**GIVEN INSTRUCTION**
Copy out every line that contains the word "pattern".

**PROVIDED ENTRIES**
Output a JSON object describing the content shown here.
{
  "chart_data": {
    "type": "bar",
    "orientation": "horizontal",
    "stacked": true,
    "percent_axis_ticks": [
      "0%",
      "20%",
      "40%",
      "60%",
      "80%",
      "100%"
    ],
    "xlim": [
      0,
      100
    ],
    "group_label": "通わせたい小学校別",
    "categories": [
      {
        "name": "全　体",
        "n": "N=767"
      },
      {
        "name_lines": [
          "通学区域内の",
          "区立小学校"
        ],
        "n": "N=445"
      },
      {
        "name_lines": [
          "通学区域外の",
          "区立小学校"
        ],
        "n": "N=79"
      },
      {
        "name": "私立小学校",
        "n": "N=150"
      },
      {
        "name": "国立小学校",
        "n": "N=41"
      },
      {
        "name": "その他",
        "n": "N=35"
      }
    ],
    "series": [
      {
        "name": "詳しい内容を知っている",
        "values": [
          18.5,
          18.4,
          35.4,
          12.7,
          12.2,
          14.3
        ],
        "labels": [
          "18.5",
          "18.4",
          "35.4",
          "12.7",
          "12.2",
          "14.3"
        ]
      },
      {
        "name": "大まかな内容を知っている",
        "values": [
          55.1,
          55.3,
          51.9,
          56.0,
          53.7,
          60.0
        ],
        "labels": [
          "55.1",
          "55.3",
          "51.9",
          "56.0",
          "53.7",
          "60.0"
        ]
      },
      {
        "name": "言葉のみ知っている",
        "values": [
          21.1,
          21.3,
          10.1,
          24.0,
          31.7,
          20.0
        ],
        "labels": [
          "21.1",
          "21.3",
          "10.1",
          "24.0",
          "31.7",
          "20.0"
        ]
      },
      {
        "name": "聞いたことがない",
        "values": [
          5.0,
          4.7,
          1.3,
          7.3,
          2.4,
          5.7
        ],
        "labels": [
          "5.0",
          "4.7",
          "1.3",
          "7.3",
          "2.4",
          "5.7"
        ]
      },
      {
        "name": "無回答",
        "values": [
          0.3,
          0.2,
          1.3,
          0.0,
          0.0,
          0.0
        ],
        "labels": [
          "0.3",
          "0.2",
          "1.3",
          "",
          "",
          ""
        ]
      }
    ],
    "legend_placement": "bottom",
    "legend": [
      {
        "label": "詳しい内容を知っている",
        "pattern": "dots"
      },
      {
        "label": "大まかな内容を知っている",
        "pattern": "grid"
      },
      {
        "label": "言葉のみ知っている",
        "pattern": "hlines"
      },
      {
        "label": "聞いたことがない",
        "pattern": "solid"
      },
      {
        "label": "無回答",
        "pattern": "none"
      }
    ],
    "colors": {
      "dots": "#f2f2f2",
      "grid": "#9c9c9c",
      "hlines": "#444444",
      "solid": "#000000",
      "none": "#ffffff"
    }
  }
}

**ANSWER TO THE TASK**
        "pattern": "dots"
        "pattern": "grid"
        "pattern": "hlines"
        "pattern": "solid"
        "pattern": "none"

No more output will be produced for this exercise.